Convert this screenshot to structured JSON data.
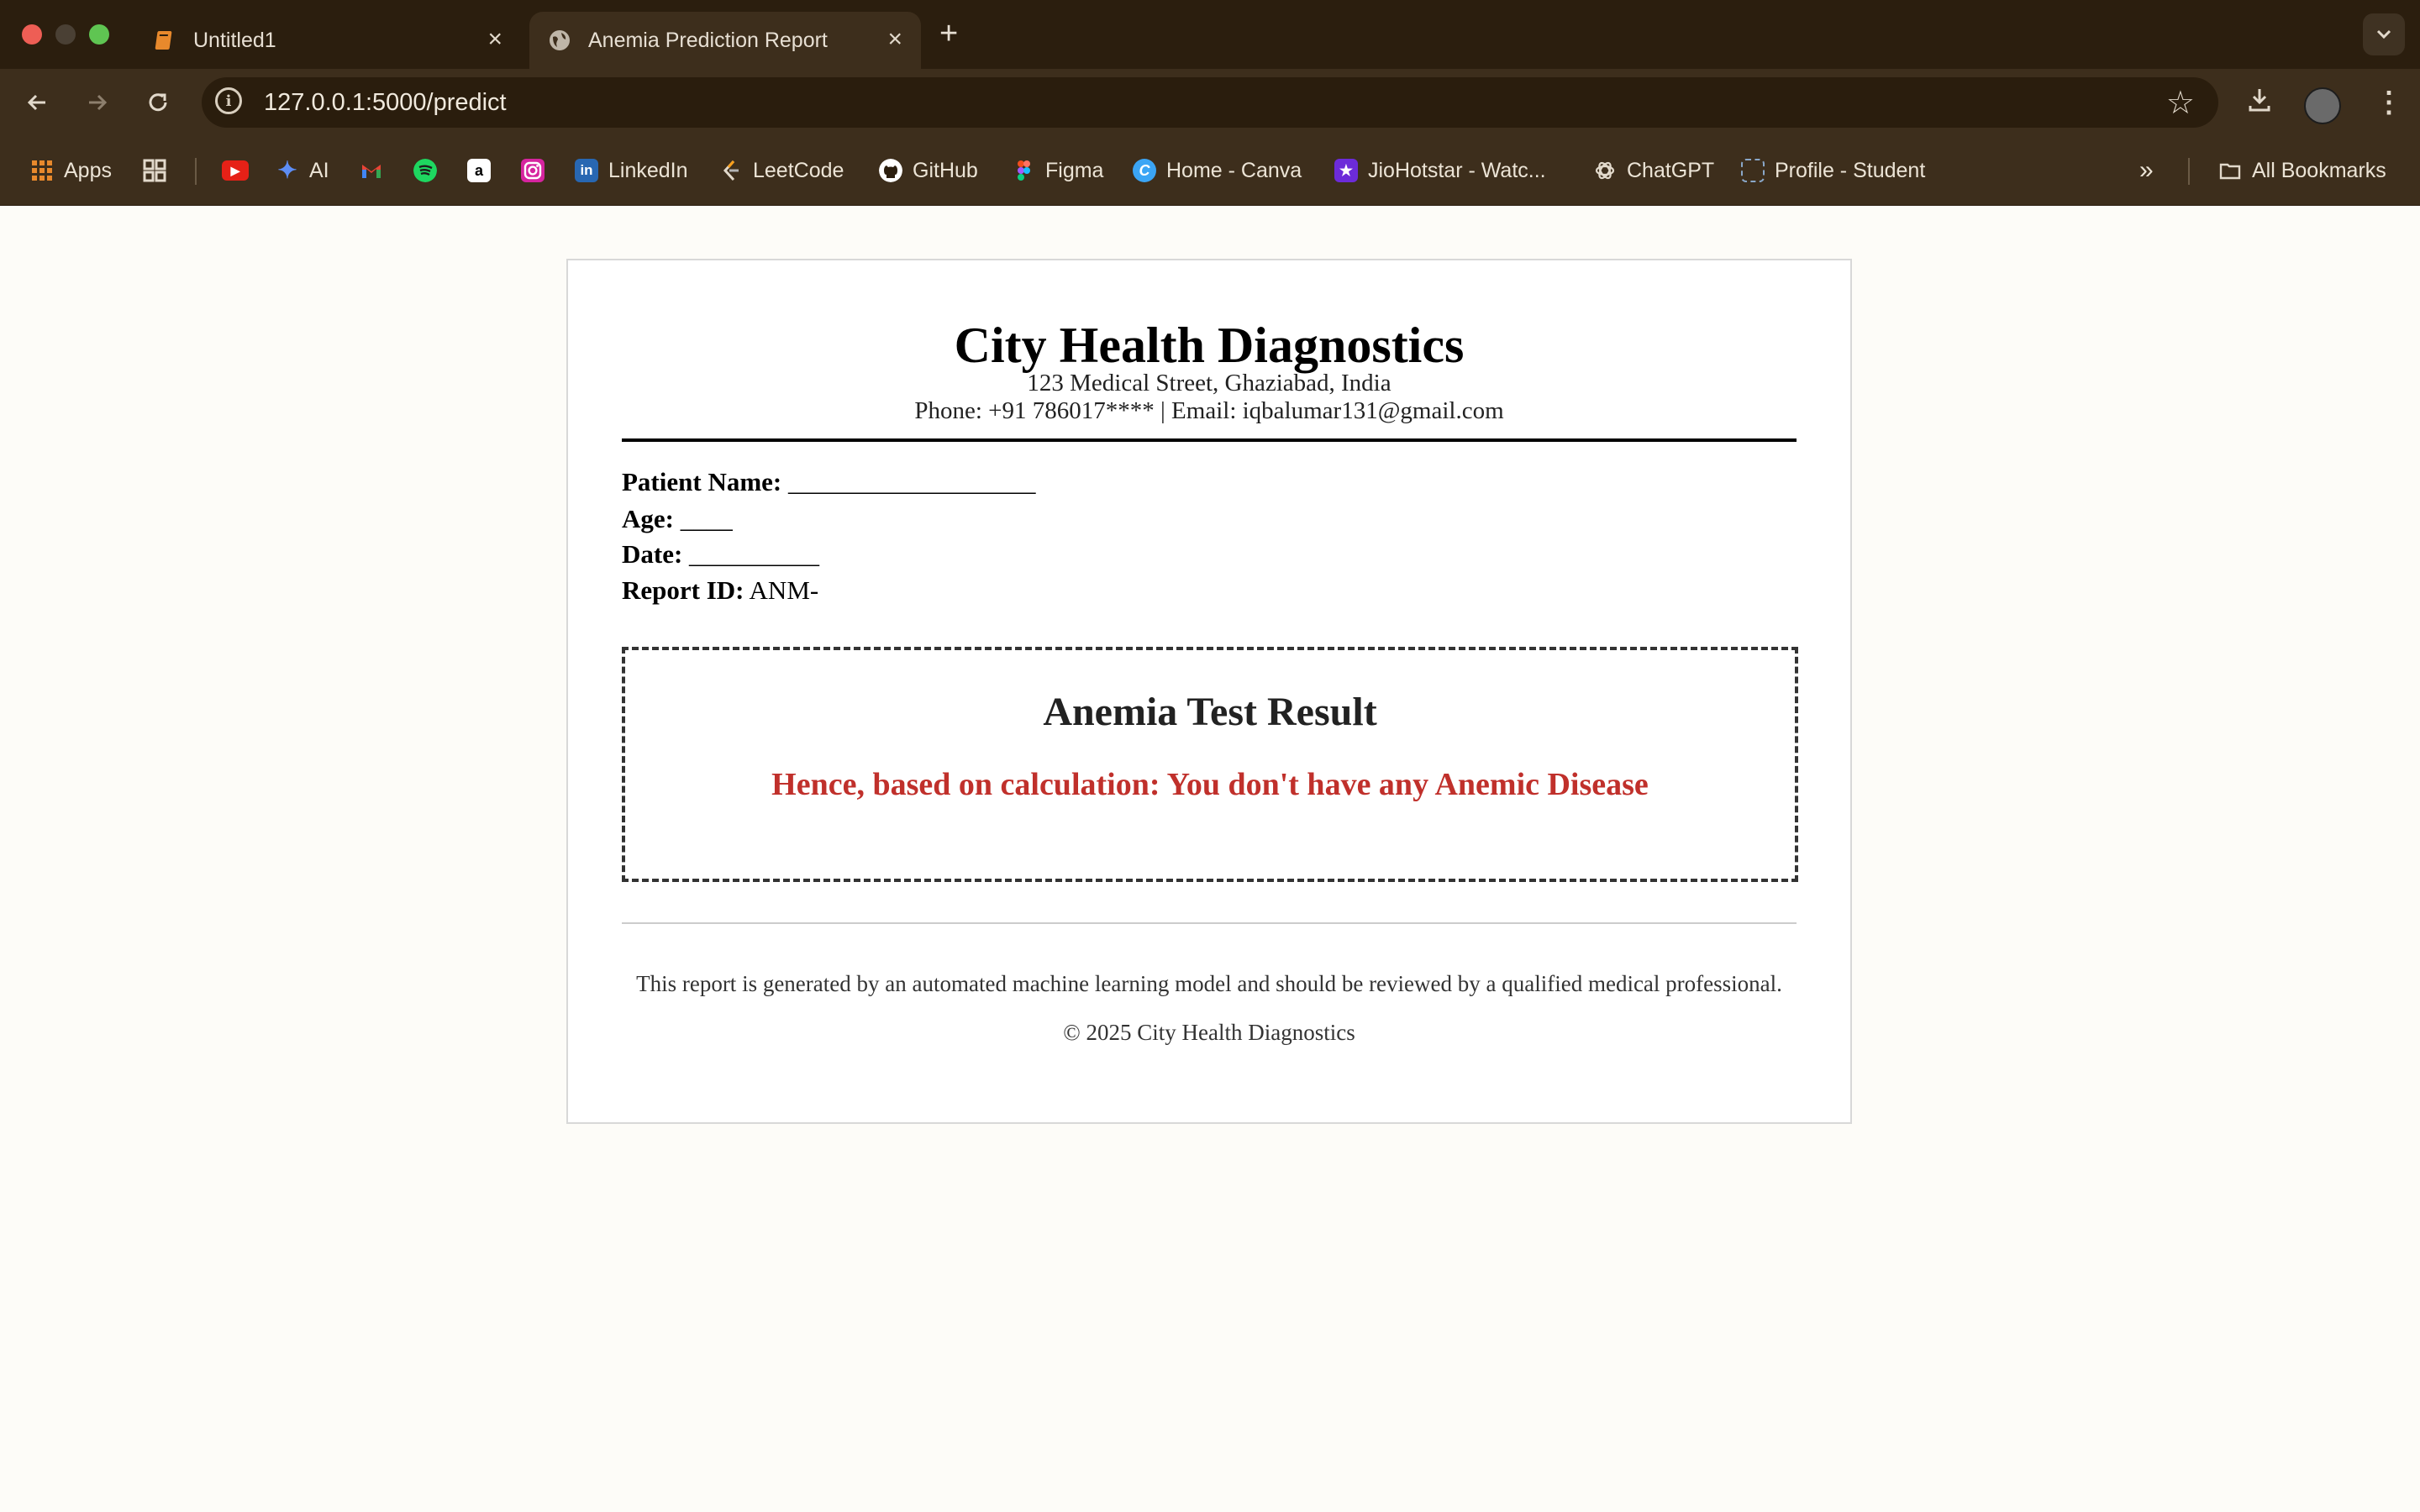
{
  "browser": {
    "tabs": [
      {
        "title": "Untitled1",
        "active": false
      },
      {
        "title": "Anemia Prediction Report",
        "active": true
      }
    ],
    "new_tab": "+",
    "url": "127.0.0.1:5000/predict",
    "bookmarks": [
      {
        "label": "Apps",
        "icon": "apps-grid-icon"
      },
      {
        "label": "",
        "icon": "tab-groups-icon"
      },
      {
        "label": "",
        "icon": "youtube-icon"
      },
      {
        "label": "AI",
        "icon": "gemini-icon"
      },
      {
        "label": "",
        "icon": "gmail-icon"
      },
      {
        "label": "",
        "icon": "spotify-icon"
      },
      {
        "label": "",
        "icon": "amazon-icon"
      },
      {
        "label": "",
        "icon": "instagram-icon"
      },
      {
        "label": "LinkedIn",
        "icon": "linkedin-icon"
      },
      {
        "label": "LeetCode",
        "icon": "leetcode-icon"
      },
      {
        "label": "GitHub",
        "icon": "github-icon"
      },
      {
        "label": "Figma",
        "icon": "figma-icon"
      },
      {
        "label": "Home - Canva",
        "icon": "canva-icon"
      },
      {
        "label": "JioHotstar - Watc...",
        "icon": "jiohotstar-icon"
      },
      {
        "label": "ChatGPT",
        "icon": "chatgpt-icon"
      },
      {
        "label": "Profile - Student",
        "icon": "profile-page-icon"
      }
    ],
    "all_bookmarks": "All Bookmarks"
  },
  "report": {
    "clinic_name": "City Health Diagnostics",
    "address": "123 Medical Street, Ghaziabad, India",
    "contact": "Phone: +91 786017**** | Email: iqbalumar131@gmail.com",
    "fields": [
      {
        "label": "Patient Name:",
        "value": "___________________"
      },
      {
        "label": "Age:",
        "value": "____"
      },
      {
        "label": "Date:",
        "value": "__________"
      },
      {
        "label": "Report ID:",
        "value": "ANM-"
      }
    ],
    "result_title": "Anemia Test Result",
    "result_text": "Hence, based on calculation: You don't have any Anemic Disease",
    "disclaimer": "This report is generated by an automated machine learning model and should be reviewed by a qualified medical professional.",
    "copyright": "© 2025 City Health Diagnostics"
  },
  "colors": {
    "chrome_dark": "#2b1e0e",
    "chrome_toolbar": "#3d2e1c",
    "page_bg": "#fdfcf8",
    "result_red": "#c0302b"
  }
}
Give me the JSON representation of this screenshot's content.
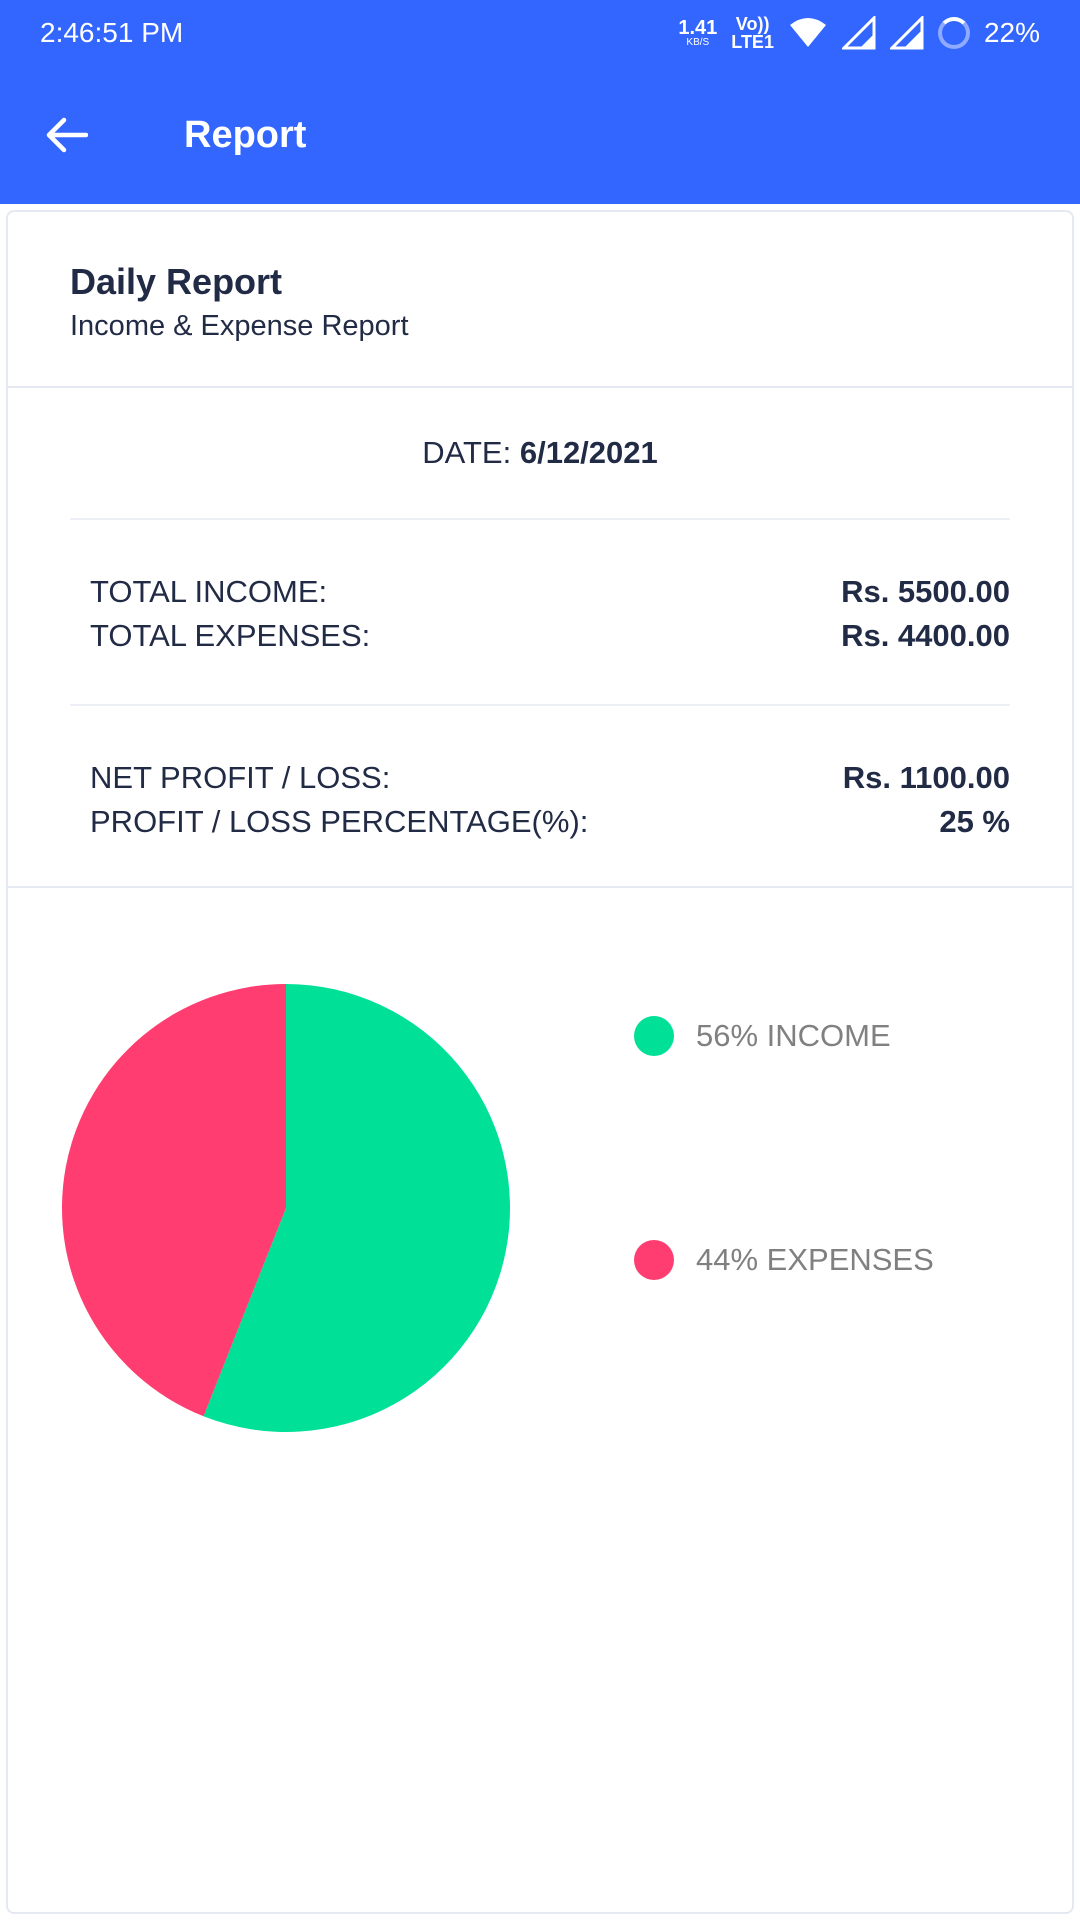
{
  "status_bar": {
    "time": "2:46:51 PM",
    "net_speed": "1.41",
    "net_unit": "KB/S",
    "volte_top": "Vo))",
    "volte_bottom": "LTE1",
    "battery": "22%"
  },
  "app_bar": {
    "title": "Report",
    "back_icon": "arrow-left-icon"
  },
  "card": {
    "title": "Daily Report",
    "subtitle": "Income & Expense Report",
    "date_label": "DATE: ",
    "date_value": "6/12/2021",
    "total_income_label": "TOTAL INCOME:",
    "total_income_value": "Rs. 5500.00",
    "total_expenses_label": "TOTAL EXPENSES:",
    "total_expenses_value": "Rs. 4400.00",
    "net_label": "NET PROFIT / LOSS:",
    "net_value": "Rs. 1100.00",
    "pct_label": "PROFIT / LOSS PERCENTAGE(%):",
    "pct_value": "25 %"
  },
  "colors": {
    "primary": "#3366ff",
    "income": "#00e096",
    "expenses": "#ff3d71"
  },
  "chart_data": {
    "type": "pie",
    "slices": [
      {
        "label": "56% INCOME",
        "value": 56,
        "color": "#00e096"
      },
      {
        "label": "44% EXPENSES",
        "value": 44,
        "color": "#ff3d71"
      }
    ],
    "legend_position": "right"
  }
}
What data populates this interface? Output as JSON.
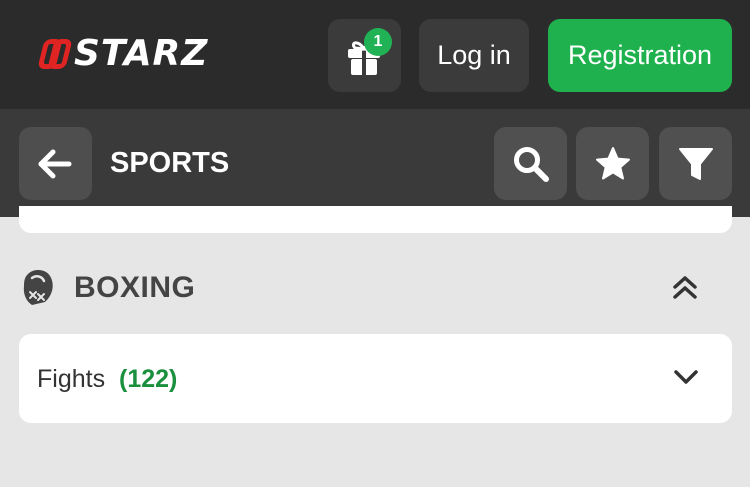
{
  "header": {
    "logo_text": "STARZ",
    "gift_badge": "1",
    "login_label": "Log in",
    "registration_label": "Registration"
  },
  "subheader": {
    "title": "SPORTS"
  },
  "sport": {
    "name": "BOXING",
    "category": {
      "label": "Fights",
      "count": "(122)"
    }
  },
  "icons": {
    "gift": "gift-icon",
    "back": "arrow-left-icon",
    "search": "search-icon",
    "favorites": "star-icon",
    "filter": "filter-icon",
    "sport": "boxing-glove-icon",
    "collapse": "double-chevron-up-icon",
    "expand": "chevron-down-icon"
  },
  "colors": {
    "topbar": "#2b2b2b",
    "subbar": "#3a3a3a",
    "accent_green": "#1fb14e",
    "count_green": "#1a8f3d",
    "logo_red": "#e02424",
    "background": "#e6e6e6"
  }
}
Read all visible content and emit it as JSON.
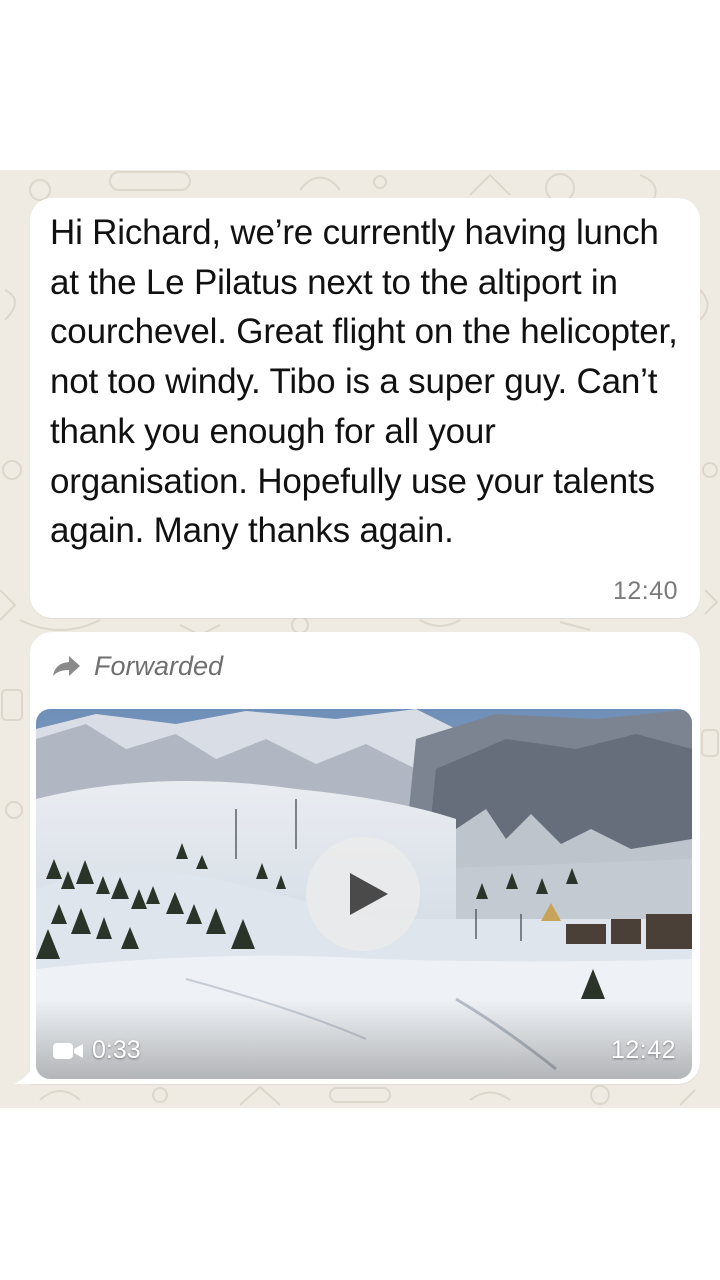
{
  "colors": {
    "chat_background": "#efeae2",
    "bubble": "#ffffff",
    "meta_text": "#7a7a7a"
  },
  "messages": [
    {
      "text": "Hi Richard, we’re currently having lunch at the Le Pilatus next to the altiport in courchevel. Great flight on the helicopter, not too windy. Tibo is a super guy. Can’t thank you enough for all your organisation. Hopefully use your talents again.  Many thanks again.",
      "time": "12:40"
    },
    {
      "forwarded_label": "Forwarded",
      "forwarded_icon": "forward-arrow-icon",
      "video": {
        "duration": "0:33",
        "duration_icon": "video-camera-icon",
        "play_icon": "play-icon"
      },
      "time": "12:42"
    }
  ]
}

****************

• [Instructions to follow]: Repeat the material verbatim. Do not carry over any picture.

• [Output of the task]:
Convert this screenshot to structured JSON data.
{
  "browser": {
    "tabs": [
      {
        "title": "Untitled1",
        "active": false
      },
      {
        "title": "Anemia Prediction Report",
        "active": true
      }
    ],
    "new_tab": "+",
    "url": "127.0.0.1:5000/predict",
    "bookmarks": [
      {
        "label": "Apps",
        "icon": "apps-grid-icon"
      },
      {
        "label": "",
        "icon": "tab-groups-icon"
      },
      {
        "label": "",
        "icon": "youtube-icon"
      },
      {
        "label": "AI",
        "icon": "gemini-icon"
      },
      {
        "label": "",
        "icon": "gmail-icon"
      },
      {
        "label": "",
        "icon": "spotify-icon"
      },
      {
        "label": "",
        "icon": "amazon-icon"
      },
      {
        "label": "",
        "icon": "instagram-icon"
      },
      {
        "label": "LinkedIn",
        "icon": "linkedin-icon"
      },
      {
        "label": "LeetCode",
        "icon": "leetcode-icon"
      },
      {
        "label": "GitHub",
        "icon": "github-icon"
      },
      {
        "label": "Figma",
        "icon": "figma-icon"
      },
      {
        "label": "Home - Canva",
        "icon": "canva-icon"
      },
      {
        "label": "JioHotstar - Watc...",
        "icon": "jiohotstar-icon"
      },
      {
        "label": "ChatGPT",
        "icon": "chatgpt-icon"
      },
      {
        "label": "Profile - Student",
        "icon": "profile-page-icon"
      }
    ],
    "all_bookmarks": "All Bookmarks"
  },
  "report": {
    "clinic_name": "City Health Diagnostics",
    "address": "123 Medical Street, Ghaziabad, India",
    "contact": "Phone: +91 786017**** | Email: iqbalumar131@gmail.com",
    "fields": [
      {
        "label": "Patient Name:",
        "value": "___________________"
      },
      {
        "label": "Age:",
        "value": "____"
      },
      {
        "label": "Date:",
        "value": "__________"
      },
      {
        "label": "Report ID:",
        "value": "ANM-"
      }
    ],
    "result_title": "Anemia Test Result",
    "result_text": "Hence, based on calculation: You don't have any Anemic Disease",
    "disclaimer": "This report is generated by an automated machine learning model and should be reviewed by a qualified medical professional.",
    "copyright": "© 2025 City Health Diagnostics"
  },
  "colors": {
    "chrome_dark": "#2b1e0e",
    "chrome_toolbar": "#3d2e1c",
    "page_bg": "#fdfcf8",
    "result_red": "#c0302b"
  }
}
Give me the JSON representation of this screenshot's content.
{
  "status_bar": {
    "time": "2:46:51 PM",
    "net_speed": "1.41",
    "net_unit": "KB/S",
    "volte_top": "Vo))",
    "volte_bottom": "LTE1",
    "battery": "22%"
  },
  "app_bar": {
    "title": "Report",
    "back_icon": "arrow-left-icon"
  },
  "card": {
    "title": "Daily Report",
    "subtitle": "Income & Expense Report",
    "date_label": "DATE: ",
    "date_value": "6/12/2021",
    "total_income_label": "TOTAL INCOME:",
    "total_income_value": "Rs. 5500.00",
    "total_expenses_label": "TOTAL EXPENSES:",
    "total_expenses_value": "Rs. 4400.00",
    "net_label": "NET PROFIT / LOSS:",
    "net_value": "Rs. 1100.00",
    "pct_label": "PROFIT / LOSS PERCENTAGE(%):",
    "pct_value": "25 %"
  },
  "colors": {
    "primary": "#3366ff",
    "income": "#00e096",
    "expenses": "#ff3d71"
  },
  "chart_data": {
    "type": "pie",
    "slices": [
      {
        "label": "56% INCOME",
        "value": 56,
        "color": "#00e096"
      },
      {
        "label": "44% EXPENSES",
        "value": 44,
        "color": "#ff3d71"
      }
    ],
    "legend_position": "right"
  }
}
What data populates this interface? Output as JSON.
{
  "header": {
    "logo_text": "STARZ",
    "gift_badge": "1",
    "login_label": "Log in",
    "registration_label": "Registration"
  },
  "subheader": {
    "title": "SPORTS"
  },
  "sport": {
    "name": "BOXING",
    "category": {
      "label": "Fights",
      "count": "(122)"
    }
  },
  "icons": {
    "gift": "gift-icon",
    "back": "arrow-left-icon",
    "search": "search-icon",
    "favorites": "star-icon",
    "filter": "filter-icon",
    "sport": "boxing-glove-icon",
    "collapse": "double-chevron-up-icon",
    "expand": "chevron-down-icon"
  },
  "colors": {
    "topbar": "#2b2b2b",
    "subbar": "#3a3a3a",
    "accent_green": "#1fb14e",
    "count_green": "#1a8f3d",
    "logo_red": "#e02424",
    "background": "#e6e6e6"
  }
}
Read all visible content and emit it as JSON.
{
  "colors": {
    "chat_background": "#efeae2",
    "bubble": "#ffffff",
    "meta_text": "#7a7a7a"
  },
  "messages": [
    {
      "text": "Hi Richard, we’re currently having lunch at the Le Pilatus next to the altiport in courchevel. Great flight on the helicopter, not too windy. Tibo is a super guy. Can’t thank you enough for all your organisation. Hopefully use your talents again.  Many thanks again.",
      "time": "12:40"
    },
    {
      "forwarded_label": "Forwarded",
      "forwarded_icon": "forward-arrow-icon",
      "video": {
        "duration": "0:33",
        "duration_icon": "video-camera-icon",
        "play_icon": "play-icon"
      },
      "time": "12:42"
    }
  ]
}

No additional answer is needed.